Goal
The data below should be restated word for word, with every picture omitted.

-- START Data provided --

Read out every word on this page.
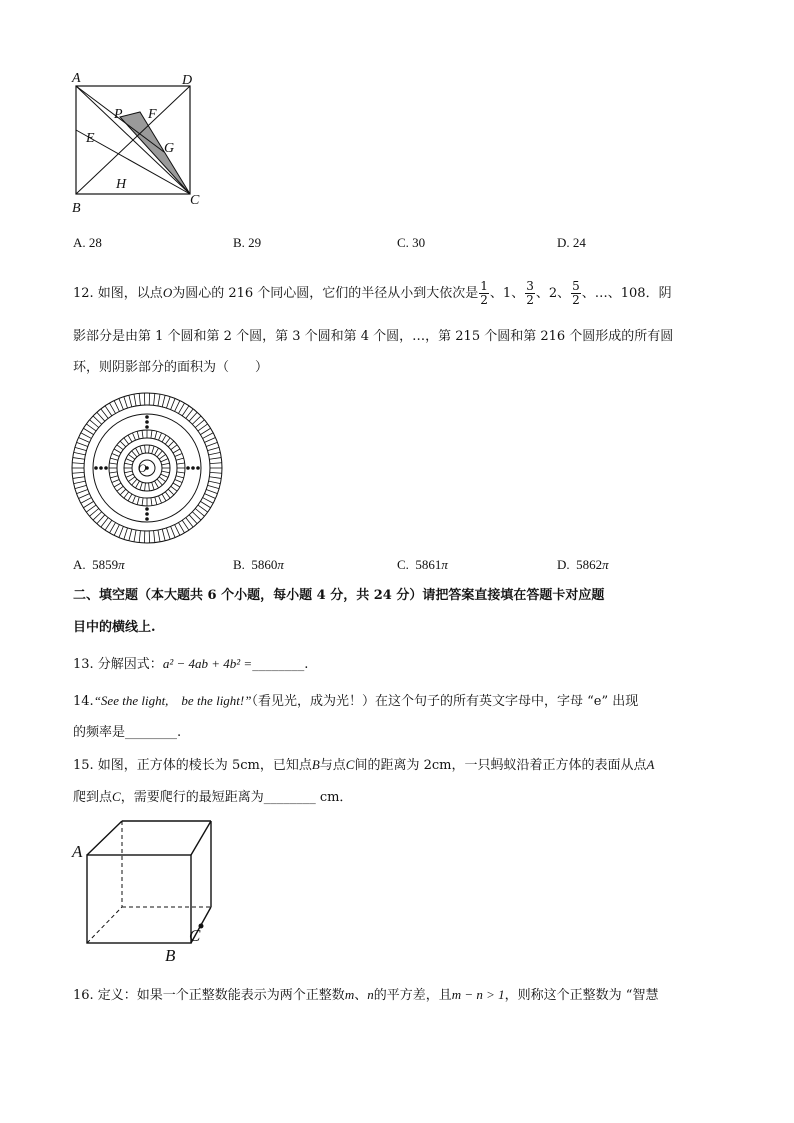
A	D
B
C
P F
E
G
H
A. 28	B. 29	C. 30	D. 24
12. 如图，以点O为圆心的 216 个同心圆，它们的半径从小到大依次是 $\frac{1}{2}$ 、1、 $\frac{3}{2}$ 、2、 $\frac{5}{2}$ 、…、108．阴
影部分是由第 1 个圆和第 2 个圆，第 3 个圆和第 4 个圆，…，第 215 个圆和第 216 个圆形成的所有圆
环，则阴影部分的面积为（　　）
O
A. 5859π	B. 5860π	C. 5861π	D. 5862π
二、填空题（本大题共 6 个小题，每小题 4 分，共 24 分）请把答案直接填在答题卡对应题
目中的横线上.
13. 分解因式：a² − 4ab + 4b² =________.
14.“See the light,　be the light!”（看见光，成为光！）在这个句子的所有英文字母中，字母 “e” 出现
的频率是________.
15. 如图，正方体的棱长为 5cm，已知点B与点C间的距离为 2cm，一只蚂蚁沿着正方体的表面从点A
爬到点C，需要爬行的最短距离为________ cm．
A
B
C
16. 定义：如果一个正整数能表示为两个正整数m、n的平方差，且m − n > 1，则称这个正整数为 “智慧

-- END Data provided --

Exercise answer
Read out every word on this page.
A	D
B
C
P F
E
G
H
A. 28	B. 29	C. 30	D. 24
12. 如图，以点O为圆心的 216 个同心圆，它们的半径从小到大依次是 $\frac{1}{2}$ 、1、 $\frac{3}{2}$ 、2、 $\frac{5}{2}$ 、…、108．阴
影部分是由第 1 个圆和第 2 个圆，第 3 个圆和第 4 个圆，…，第 215 个圆和第 216 个圆形成的所有圆
环，则阴影部分的面积为（　　）
O
A. 5859π	B. 5860π	C. 5861π	D. 5862π
二、填空题（本大题共 6 个小题，每小题 4 分，共 24 分）请把答案直接填在答题卡对应题
目中的横线上.
13. 分解因式：a² − 4ab + 4b² =________.
14.“See the light,　be the light!”（看见光，成为光！）在这个句子的所有英文字母中，字母 “e” 出现
的频率是________.
15. 如图，正方体的棱长为 5cm，已知点B与点C间的距离为 2cm，一只蚂蚁沿着正方体的表面从点A
爬到点C，需要爬行的最短距离为________ cm．
A
B
C
16. 定义：如果一个正整数能表示为两个正整数m、n的平方差，且m − n > 1，则称这个正整数为 “智慧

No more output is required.